## BEGIN TEXT SEGMENT

Seven Years and $400 Billion: What Payments Look Like at Scale

What $400 billion in payments taught us about the edge cases, operational failures, and infrastructure decisions that separate companies that scale from those that scramble.

Image of Sam Aarons
Sam Aarons / Co-Founder & CTO

Modern Treasury has been moving money since 2018. In that time, we've processed over $400 billion in payments across ACH, wire, RTP, FedNow, and other rails — for hundreds of customers and dozens of bank partners.

ACH accounts for the largest share of that volume for most of our customers. It's the rail where patterns emerge first, edge cases accumulate fastest, and operational maturity gets tested most consistently. I've been involved in most of the hard moments: debugging raw NACHA file output at 11 PM, tracing reconciliation mismatches across an entire bank connection, encountering return codes I'd never seen before, and digging through the operating rules to figure out if they were even valid. This is a collection of what we've learned. The patterns that only become visible at volume.

Banks Change Things Without Telling You

This is probably the single biggest operational lesson from seven years of doing this. Banks change behavior — file formatting, cutoff times, statement reporting, return code handling — and they often don't tell you in advance. Sometimes they don't tell you at all.

We've had banks change the structure of their BAI2 files without notice. Fields that were populated start coming back empty. Timestamps shift formats. The file is still technically valid, but our parsing logic was built around the previous structure. At our scale, a BAI2 parsing issue doesn't affect one customer; it affects every customer on that bank connection. We've had banks change their ACH cutoff times with a few days' notice buried in an operations bulletin nobody was monitoring.

## END TEXT SEGMENT

[DIRECTIVES]
A - Name every payment rail the payments text names.
B - Rewrite the records, starting at their first line and ending at the line containing "point <box>616 190 626 198</box>". Replace "point" with "marker" and change nothing else.

## BEGIN INPUT MATERIAL

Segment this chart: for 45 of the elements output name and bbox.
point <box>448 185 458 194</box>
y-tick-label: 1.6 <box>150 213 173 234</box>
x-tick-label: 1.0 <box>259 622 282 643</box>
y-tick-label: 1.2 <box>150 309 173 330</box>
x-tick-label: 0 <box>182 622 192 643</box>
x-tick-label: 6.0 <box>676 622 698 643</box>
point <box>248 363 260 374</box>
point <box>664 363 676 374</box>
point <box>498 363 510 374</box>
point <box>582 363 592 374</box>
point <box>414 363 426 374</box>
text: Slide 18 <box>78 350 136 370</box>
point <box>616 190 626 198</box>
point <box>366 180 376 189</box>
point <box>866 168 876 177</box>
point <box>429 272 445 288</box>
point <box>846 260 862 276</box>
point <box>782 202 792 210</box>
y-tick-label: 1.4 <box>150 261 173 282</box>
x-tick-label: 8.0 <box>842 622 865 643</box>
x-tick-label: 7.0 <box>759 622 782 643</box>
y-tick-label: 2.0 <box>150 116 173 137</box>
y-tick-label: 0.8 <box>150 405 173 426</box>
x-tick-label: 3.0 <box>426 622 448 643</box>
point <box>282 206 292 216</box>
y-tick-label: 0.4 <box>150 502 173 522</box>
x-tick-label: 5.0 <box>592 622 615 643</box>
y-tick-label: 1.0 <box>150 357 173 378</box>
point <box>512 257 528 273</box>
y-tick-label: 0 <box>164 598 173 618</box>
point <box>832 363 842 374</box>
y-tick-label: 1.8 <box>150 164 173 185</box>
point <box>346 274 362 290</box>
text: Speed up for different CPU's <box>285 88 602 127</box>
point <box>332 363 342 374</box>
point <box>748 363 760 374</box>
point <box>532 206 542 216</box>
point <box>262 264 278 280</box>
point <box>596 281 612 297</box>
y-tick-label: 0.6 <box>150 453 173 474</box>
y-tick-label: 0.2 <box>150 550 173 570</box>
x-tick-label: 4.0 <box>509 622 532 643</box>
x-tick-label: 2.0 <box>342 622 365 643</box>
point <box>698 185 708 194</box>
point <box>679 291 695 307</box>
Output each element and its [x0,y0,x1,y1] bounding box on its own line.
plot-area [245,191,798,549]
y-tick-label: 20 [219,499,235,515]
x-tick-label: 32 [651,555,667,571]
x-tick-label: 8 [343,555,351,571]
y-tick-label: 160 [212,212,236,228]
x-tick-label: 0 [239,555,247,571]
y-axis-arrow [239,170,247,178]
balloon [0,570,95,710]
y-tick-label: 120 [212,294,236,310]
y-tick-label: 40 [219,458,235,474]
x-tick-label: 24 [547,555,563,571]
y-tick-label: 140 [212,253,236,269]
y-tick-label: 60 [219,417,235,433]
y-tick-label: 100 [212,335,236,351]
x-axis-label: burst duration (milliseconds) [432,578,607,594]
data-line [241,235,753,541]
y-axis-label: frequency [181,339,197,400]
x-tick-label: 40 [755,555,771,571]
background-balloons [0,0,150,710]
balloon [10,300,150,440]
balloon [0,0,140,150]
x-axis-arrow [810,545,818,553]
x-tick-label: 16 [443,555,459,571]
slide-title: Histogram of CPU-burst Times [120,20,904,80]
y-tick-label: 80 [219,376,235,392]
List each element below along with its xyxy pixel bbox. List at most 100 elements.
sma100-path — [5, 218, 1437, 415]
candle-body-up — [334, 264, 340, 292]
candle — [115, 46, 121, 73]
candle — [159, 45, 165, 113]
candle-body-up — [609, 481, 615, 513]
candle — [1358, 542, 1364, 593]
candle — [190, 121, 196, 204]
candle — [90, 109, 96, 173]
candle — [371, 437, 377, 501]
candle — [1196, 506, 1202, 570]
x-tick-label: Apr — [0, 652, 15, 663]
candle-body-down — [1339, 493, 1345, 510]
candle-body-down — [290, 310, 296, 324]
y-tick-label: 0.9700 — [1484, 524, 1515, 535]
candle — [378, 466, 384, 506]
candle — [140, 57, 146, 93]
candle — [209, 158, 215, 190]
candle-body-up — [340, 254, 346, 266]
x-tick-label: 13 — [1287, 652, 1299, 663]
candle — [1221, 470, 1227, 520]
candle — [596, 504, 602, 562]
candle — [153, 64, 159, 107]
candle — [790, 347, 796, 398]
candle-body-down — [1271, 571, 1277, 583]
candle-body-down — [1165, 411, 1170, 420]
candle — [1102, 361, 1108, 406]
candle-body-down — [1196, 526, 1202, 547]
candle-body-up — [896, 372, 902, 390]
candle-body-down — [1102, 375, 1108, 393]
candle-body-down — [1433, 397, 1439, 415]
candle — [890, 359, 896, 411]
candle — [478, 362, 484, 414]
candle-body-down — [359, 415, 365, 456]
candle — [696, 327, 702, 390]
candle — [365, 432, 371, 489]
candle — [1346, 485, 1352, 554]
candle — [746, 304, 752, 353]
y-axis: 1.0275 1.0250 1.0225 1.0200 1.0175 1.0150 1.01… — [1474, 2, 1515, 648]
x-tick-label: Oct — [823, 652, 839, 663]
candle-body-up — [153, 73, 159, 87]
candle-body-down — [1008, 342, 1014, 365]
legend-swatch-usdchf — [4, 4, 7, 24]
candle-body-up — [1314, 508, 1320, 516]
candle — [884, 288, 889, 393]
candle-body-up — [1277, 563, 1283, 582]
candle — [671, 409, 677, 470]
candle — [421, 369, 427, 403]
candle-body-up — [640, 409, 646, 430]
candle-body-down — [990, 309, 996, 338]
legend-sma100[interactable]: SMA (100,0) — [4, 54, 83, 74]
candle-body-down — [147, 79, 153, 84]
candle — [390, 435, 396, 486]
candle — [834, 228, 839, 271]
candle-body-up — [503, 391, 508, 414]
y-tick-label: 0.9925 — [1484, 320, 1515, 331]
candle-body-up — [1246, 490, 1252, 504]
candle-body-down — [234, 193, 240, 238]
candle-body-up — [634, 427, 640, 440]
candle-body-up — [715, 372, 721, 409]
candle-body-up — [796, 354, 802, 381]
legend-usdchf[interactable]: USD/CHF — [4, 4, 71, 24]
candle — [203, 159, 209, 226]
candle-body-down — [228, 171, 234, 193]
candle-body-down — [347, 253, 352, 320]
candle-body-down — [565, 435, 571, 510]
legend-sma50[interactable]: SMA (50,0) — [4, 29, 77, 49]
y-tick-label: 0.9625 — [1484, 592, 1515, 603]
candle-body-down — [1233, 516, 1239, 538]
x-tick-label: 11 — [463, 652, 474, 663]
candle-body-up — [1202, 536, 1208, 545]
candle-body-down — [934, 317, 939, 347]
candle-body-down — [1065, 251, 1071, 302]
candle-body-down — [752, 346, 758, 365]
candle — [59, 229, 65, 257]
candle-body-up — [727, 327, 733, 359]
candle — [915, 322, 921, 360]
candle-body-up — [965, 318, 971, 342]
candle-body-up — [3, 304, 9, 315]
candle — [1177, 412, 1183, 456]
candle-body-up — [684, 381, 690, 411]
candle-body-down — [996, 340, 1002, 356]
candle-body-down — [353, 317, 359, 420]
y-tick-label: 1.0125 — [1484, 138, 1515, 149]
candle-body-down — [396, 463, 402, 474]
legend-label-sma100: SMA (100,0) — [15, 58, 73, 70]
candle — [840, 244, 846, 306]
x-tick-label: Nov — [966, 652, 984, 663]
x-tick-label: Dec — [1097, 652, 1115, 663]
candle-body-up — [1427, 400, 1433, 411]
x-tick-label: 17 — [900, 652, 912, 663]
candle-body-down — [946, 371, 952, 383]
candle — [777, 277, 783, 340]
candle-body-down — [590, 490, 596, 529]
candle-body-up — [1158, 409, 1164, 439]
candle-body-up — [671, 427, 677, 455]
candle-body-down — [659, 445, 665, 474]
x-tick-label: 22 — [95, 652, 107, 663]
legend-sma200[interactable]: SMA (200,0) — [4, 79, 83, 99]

## END INPUT MATERIAL

[RESPONSES IN ORDER]
A - ACH, wire, RTP, FedNow

B -
Segment this chart: for 45 of the elements output name and bbox.
marker <box>448 185 458 194</box>
y-tick-label: 1.6 <box>150 213 173 234</box>
x-tick-label: 1.0 <box>259 622 282 643</box>
y-tick-label: 1.2 <box>150 309 173 330</box>
x-tick-label: 0 <box>182 622 192 643</box>
x-tick-label: 6.0 <box>676 622 698 643</box>
marker <box>248 363 260 374</box>
marker <box>664 363 676 374</box>
marker <box>498 363 510 374</box>
marker <box>582 363 592 374</box>
marker <box>414 363 426 374</box>
text: Slide 18 <box>78 350 136 370</box>
marker <box>616 190 626 198</box>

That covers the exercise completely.